- [GIVEN REQUEST]
Print every entry, word for word, and skip the images.

........

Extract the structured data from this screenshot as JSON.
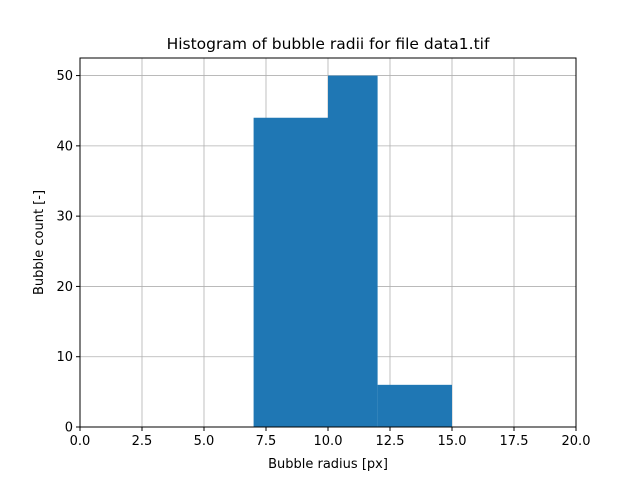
{
  "chart_data": {
    "type": "bar",
    "title": "Histogram of bubble radii for file data1.tif",
    "xlabel": "Bubble radius [px]",
    "ylabel": "Bubble count [-]",
    "xlim": [
      0,
      20
    ],
    "ylim": [
      0,
      52.5
    ],
    "xticks": [
      0,
      2.5,
      5,
      7.5,
      10,
      12.5,
      15,
      17.5,
      20
    ],
    "xtick_labels": [
      "0.0",
      "2.5",
      "5.0",
      "7.5",
      "10.0",
      "12.5",
      "15.0",
      "17.5",
      "20.0"
    ],
    "yticks": [
      0,
      10,
      20,
      30,
      40,
      50
    ],
    "ytick_labels": [
      "0",
      "10",
      "20",
      "30",
      "40",
      "50"
    ],
    "grid": true,
    "bar_color": "#1f77b4",
    "bins": [
      {
        "x0": 7,
        "x1": 10,
        "value": 44
      },
      {
        "x0": 10,
        "x1": 12,
        "value": 50
      },
      {
        "x0": 12,
        "x1": 15,
        "value": 6
      }
    ]
  }
}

........

- [EXERCISE ANSWER]
Extract the structured data from this screenshot as JSON.
{
  "chart_data": {
    "type": "bar",
    "title": "Histogram of bubble radii for file data1.tif",
    "xlabel": "Bubble radius [px]",
    "ylabel": "Bubble count [-]",
    "xlim": [
      0,
      20
    ],
    "ylim": [
      0,
      52.5
    ],
    "xticks": [
      0,
      2.5,
      5,
      7.5,
      10,
      12.5,
      15,
      17.5,
      20
    ],
    "xtick_labels": [
      "0.0",
      "2.5",
      "5.0",
      "7.5",
      "10.0",
      "12.5",
      "15.0",
      "17.5",
      "20.0"
    ],
    "yticks": [
      0,
      10,
      20,
      30,
      40,
      50
    ],
    "ytick_labels": [
      "0",
      "10",
      "20",
      "30",
      "40",
      "50"
    ],
    "grid": true,
    "bar_color": "#1f77b4",
    "bins": [
      {
        "x0": 7,
        "x1": 10,
        "value": 44
      },
      {
        "x0": 10,
        "x1": 12,
        "value": 50
      },
      {
        "x0": 12,
        "x1": 15,
        "value": 6
      }
    ]
  }
}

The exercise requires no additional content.